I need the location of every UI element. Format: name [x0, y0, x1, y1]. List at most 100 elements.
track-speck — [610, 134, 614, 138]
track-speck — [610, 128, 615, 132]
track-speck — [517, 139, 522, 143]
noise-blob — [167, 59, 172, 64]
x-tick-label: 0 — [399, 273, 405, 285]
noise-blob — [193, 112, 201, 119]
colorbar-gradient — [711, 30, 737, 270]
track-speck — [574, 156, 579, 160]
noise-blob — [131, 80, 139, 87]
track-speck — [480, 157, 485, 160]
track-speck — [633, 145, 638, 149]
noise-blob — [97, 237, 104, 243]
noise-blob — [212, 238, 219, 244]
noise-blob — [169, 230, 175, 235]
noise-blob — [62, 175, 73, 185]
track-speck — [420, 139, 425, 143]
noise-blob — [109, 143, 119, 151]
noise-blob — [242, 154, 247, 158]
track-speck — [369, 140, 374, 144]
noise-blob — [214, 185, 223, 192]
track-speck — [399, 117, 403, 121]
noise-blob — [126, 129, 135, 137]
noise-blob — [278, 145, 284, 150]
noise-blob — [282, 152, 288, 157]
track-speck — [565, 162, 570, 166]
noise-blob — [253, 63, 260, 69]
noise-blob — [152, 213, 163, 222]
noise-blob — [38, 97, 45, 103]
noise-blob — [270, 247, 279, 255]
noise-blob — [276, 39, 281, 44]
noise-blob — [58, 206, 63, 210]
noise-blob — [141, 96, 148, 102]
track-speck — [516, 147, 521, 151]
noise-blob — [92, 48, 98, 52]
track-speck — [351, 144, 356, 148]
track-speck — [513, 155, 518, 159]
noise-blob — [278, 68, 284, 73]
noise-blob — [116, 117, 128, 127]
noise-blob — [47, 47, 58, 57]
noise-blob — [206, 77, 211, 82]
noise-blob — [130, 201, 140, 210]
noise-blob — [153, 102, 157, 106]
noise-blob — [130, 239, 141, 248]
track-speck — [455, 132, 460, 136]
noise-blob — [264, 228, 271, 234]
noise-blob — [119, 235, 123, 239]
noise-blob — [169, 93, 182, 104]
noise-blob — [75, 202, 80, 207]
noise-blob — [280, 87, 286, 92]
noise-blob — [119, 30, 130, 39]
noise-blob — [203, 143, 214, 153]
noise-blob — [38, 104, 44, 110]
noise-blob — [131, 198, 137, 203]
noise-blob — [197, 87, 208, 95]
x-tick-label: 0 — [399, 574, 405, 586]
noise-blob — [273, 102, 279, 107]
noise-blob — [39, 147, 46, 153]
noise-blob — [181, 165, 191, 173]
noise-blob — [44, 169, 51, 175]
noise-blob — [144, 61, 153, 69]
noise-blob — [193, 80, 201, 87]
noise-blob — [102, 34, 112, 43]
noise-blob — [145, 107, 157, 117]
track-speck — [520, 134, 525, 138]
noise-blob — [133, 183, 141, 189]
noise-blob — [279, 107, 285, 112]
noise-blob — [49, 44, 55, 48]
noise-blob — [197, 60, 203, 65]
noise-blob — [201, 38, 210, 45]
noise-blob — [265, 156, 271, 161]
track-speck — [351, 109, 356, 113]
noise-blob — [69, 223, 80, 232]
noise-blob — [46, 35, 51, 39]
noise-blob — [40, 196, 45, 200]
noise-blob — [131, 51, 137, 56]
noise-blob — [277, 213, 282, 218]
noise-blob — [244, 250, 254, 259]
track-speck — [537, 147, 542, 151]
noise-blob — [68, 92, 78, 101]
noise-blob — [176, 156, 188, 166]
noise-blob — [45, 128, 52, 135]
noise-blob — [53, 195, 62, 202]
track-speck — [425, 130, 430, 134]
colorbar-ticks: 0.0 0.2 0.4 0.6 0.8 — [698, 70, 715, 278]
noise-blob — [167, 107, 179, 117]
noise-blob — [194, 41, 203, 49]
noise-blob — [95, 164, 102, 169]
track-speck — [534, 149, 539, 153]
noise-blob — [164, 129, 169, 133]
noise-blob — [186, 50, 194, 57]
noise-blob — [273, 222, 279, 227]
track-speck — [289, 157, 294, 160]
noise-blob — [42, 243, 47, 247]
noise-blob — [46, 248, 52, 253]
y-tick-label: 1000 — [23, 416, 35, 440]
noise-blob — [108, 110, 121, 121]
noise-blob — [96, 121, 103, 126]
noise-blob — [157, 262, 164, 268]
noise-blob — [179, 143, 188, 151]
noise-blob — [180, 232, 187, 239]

#####

### [Written exercise]
Arrange the lines of the entries as a JSON list of strings, one string per line with blank lines left out, starting at the first line and ending with the line containing "x-tick-label: 0 — [399, 574, 405, 586]", inclusive.

### [Written answer]
[
  "I need the location of every UI element. Format: name [x0, y0, x1, y1]. List at most 100 elements.",
  "track-speck — [610, 134, 614, 138]",
  "track-speck — [610, 128, 615, 132]",
  "track-speck — [517, 139, 522, 143]",
  "noise-blob — [167, 59, 172, 64]",
  "x-tick-label: 0 — [399, 273, 405, 285]",
  "noise-blob — [193, 112, 201, 119]",
  "colorbar-gradient — [711, 30, 737, 270]",
  "track-speck — [574, 156, 579, 160]",
  "noise-blob — [131, 80, 139, 87]",
  "track-speck — [480, 157, 485, 160]",
  "track-speck — [633, 145, 638, 149]",
  "noise-blob — [97, 237, 104, 243]",
  "noise-blob — [212, 238, 219, 244]",
  "noise-blob — [169, 230, 175, 235]",
  "noise-blob — [62, 175, 73, 185]",
  "track-speck — [420, 139, 425, 143]",
  "noise-blob — [109, 143, 119, 151]",
  "noise-blob — [242, 154, 247, 158]",
  "track-speck — [369, 140, 374, 144]",
  "noise-blob — [214, 185, 223, 192]",
  "track-speck — [399, 117, 403, 121]",
  "noise-blob — [126, 129, 135, 137]",
  "noise-blob — [278, 145, 284, 150]",
  "noise-blob — [282, 152, 288, 157]",
  "track-speck — [565, 162, 570, 166]",
  "noise-blob — [253, 63, 260, 69]",
  "noise-blob — [152, 213, 163, 222]",
  "noise-blob — [38, 97, 45, 103]",
  "noise-blob — [270, 247, 279, 255]",
  "noise-blob — [276, 39, 281, 44]",
  "noise-blob — [58, 206, 63, 210]",
  "noise-blob — [141, 96, 148, 102]",
  "track-speck — [516, 147, 521, 151]",
  "noise-blob — [92, 48, 98, 52]",
  "track-speck — [351, 144, 356, 148]",
  "track-speck — [513, 155, 518, 159]",
  "noise-blob — [278, 68, 284, 73]",
  "noise-blob — [116, 117, 128, 127]",
  "noise-blob — [47, 47, 58, 57]",
  "noise-blob — [206, 77, 211, 82]",
  "noise-blob — [130, 201, 140, 210]",
  "noise-blob — [153, 102, 157, 106]",
  "noise-blob — [130, 239, 141, 248]",
  "track-speck — [455, 132, 460, 136]",
  "noise-blob — [264, 228, 271, 234]",
  "noise-blob — [119, 235, 123, 239]",
  "noise-blob — [169, 93, 182, 104]",
  "noise-blob — [75, 202, 80, 207]",
  "noise-blob — [280, 87, 286, 92]",
  "noise-blob — [119, 30, 130, 39]",
  "noise-blob — [203, 143, 214, 153]",
  "noise-blob — [38, 104, 44, 110]",
  "noise-blob — [131, 198, 137, 203]",
  "noise-blob — [197, 87, 208, 95]",
  "x-tick-label: 0 — [399, 574, 405, 586]"
]